** Begin **

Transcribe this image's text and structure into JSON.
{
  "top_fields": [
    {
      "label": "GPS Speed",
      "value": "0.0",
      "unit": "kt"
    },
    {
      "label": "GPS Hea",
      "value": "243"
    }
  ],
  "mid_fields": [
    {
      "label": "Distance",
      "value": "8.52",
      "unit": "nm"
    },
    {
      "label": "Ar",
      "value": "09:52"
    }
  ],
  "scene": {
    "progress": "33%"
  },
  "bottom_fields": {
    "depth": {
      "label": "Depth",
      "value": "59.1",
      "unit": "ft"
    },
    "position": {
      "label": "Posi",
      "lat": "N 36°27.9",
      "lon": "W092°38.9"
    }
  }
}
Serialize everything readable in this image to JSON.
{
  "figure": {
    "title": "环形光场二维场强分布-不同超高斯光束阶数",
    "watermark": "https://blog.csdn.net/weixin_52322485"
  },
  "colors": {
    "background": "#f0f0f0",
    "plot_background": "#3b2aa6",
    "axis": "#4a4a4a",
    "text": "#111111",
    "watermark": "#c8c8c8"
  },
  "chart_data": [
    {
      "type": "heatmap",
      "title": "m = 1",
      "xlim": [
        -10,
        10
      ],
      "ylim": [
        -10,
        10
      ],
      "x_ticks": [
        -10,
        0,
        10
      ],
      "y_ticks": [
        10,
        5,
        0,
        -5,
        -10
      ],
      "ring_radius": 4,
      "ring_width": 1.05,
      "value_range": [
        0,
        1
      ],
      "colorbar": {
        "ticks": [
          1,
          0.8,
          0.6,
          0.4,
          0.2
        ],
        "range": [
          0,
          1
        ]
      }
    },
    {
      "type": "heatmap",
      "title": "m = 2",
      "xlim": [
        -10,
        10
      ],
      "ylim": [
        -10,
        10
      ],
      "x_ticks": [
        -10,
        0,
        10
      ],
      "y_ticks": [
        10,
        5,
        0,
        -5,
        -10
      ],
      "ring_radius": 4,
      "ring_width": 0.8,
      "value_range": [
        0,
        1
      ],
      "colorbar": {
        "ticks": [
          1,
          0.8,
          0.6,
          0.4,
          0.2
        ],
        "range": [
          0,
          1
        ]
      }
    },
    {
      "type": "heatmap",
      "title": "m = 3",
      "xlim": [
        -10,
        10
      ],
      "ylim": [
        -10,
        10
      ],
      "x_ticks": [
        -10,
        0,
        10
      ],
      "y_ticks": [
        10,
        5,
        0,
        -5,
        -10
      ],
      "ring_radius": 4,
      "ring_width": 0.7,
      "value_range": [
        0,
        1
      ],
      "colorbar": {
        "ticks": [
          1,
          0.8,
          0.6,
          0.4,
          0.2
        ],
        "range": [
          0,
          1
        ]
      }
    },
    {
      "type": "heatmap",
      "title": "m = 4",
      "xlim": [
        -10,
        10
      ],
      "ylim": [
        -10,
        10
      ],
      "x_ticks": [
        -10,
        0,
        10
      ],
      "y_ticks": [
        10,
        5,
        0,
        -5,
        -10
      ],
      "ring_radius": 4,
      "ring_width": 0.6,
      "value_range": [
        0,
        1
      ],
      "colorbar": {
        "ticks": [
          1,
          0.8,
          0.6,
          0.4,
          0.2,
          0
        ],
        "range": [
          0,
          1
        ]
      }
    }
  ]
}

** End **

Search the lines above for the string "label", then show every one that has it.

      "label": "GPS Speed",
      "label": "GPS Hea",
      "label": "Distance",
      "label": "Ar",
      "label": "Depth",
      "label": "Posi",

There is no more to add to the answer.